++++ Data shown ++++

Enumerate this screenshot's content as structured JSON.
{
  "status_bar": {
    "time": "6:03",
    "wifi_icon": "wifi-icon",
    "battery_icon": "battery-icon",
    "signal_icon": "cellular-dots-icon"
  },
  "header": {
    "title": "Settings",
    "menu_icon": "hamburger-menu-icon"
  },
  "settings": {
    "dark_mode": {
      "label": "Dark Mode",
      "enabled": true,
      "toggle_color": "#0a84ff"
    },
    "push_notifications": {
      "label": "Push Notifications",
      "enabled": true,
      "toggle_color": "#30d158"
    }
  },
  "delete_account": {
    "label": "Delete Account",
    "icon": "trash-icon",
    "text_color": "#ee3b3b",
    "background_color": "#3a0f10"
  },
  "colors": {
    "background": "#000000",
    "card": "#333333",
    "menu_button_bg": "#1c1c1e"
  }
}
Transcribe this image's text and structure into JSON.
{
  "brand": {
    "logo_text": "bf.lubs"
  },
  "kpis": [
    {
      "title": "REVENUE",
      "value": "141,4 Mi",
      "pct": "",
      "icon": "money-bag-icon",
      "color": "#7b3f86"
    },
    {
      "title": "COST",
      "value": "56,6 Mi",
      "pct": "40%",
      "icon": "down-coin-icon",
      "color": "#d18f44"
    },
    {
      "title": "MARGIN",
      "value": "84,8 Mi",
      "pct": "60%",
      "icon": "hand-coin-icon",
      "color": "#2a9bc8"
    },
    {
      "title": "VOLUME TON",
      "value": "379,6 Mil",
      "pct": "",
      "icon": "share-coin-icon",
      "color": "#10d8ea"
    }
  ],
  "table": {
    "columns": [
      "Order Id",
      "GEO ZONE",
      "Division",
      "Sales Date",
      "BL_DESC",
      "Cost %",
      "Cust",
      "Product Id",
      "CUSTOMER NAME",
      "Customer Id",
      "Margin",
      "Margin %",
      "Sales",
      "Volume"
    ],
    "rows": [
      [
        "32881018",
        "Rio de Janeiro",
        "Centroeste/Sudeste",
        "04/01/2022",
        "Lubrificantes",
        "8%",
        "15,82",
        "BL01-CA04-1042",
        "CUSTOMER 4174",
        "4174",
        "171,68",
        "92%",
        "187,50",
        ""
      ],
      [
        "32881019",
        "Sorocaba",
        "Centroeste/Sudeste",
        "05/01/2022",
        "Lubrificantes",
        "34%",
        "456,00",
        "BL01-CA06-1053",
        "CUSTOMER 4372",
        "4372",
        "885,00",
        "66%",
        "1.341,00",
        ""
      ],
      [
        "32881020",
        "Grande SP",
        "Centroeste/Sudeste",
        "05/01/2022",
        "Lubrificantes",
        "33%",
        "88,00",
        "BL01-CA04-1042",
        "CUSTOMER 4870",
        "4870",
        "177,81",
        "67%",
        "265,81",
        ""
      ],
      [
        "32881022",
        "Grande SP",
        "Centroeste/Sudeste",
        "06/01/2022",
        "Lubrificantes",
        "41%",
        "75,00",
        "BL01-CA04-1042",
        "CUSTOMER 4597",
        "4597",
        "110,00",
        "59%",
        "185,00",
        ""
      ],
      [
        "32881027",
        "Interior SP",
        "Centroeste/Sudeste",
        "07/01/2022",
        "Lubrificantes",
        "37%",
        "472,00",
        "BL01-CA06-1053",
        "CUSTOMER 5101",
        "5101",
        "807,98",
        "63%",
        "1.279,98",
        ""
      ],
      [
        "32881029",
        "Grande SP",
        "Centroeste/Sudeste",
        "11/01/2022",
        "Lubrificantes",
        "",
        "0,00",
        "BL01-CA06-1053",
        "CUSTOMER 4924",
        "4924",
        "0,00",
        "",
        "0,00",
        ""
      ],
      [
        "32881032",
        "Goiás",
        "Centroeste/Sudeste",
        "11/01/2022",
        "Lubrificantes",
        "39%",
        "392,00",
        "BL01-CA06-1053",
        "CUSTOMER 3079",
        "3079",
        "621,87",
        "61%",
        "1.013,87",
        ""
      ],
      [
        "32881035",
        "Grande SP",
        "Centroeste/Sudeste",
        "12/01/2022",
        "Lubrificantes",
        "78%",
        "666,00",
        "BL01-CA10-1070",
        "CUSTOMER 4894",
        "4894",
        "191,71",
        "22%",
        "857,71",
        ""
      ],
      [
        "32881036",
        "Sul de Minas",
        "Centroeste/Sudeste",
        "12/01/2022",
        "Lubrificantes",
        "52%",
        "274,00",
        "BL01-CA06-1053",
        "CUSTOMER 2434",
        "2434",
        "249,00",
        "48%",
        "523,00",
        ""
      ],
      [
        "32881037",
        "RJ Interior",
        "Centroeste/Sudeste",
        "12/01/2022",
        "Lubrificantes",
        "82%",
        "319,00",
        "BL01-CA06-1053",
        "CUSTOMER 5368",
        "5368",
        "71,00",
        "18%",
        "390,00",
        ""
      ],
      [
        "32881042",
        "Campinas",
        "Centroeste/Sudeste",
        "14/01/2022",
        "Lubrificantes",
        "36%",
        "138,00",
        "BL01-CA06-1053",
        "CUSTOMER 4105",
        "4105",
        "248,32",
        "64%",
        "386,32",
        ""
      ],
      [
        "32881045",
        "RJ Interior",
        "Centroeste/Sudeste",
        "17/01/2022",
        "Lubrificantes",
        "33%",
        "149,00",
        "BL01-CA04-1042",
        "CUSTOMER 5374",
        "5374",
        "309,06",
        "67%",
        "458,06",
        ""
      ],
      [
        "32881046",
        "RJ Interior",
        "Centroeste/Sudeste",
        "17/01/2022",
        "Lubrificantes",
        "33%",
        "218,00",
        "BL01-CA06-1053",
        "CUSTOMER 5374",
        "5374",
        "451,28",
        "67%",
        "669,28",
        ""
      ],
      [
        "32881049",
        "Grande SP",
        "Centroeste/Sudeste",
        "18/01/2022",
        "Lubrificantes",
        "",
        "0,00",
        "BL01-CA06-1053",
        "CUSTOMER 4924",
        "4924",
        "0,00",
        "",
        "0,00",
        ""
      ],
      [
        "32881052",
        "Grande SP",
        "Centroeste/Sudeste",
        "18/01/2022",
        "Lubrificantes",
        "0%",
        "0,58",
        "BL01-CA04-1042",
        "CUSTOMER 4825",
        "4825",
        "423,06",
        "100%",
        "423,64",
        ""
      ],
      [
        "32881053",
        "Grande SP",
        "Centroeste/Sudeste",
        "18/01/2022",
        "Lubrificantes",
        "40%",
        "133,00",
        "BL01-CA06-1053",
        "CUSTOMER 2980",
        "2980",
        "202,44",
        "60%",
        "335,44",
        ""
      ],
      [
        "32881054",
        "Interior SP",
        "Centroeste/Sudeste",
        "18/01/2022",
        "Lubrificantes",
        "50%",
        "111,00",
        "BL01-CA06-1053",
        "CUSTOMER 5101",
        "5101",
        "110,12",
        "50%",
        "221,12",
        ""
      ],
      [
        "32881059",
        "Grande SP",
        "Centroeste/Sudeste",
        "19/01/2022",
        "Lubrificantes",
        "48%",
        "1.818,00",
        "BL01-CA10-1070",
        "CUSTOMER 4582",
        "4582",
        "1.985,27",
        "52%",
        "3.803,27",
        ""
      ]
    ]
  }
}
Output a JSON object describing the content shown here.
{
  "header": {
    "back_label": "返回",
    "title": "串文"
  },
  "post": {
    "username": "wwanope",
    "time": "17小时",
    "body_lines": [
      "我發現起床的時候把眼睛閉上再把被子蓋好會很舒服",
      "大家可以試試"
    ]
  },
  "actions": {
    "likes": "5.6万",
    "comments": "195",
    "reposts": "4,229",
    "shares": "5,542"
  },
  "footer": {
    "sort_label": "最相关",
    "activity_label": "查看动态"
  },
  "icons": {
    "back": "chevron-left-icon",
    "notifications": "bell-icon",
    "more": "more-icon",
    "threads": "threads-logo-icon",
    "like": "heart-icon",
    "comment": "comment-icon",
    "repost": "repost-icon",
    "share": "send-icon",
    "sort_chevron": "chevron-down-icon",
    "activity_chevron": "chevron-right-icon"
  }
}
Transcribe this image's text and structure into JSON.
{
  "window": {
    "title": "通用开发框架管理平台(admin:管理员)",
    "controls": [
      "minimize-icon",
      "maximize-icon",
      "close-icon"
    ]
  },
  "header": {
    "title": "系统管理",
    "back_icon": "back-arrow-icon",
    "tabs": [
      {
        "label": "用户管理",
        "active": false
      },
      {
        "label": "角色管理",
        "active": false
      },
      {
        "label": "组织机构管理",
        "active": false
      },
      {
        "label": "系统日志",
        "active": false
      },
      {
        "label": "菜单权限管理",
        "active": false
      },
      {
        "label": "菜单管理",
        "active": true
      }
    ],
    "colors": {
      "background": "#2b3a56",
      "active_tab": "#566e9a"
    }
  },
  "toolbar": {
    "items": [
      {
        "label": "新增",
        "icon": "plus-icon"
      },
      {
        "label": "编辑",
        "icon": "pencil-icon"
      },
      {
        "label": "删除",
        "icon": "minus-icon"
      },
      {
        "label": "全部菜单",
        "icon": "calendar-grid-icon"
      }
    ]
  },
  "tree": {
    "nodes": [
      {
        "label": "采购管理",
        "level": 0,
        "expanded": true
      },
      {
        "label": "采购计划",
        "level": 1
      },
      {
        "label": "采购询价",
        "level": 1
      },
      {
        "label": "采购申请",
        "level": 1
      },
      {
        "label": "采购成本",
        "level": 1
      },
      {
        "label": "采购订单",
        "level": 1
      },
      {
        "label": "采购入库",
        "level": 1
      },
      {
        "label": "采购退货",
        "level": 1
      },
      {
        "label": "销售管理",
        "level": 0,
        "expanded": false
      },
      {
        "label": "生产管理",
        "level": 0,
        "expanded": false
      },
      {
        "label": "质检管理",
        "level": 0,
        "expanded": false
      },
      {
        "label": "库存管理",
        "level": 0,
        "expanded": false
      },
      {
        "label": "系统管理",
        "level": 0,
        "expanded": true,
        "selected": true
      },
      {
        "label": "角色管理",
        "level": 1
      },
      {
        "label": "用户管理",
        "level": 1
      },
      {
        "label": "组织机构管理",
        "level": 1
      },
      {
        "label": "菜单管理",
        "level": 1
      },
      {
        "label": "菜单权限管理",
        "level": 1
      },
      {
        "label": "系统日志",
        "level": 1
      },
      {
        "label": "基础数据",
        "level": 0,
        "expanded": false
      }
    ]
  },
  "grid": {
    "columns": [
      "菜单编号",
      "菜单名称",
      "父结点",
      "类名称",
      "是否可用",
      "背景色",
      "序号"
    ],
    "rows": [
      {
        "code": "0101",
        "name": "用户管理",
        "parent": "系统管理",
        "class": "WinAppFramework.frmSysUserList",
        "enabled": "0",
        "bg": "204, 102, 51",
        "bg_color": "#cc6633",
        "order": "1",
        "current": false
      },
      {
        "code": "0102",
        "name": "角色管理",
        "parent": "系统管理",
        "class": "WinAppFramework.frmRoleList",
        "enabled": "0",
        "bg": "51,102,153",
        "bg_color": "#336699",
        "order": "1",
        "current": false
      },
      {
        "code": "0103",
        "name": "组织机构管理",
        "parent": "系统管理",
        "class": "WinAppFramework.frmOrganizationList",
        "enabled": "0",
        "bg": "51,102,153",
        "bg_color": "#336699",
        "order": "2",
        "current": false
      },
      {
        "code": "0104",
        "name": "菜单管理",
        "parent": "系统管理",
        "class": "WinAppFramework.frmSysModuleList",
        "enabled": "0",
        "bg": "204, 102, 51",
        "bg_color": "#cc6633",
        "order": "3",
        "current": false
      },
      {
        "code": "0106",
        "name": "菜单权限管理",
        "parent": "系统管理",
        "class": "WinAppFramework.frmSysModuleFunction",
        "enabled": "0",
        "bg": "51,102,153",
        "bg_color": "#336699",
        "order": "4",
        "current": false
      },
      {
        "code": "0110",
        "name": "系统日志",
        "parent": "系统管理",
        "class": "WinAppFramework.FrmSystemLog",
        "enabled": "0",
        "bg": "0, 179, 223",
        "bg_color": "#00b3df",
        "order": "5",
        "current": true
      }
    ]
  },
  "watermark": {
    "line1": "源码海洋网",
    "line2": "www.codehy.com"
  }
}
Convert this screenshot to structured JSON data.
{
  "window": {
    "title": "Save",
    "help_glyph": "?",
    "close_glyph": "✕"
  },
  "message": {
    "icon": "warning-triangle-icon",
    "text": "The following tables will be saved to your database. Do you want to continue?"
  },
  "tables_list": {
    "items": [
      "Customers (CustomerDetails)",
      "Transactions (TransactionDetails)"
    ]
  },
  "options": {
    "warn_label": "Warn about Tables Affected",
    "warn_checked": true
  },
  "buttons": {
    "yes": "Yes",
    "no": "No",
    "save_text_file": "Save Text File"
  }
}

++++

◆ **Directions for this task**: In the listing, find all lines with the string "structured" and copy them.

◆ **Task solution**:
Enumerate this screenshot's content as structured JSON.
Convert this screenshot to structured JSON data.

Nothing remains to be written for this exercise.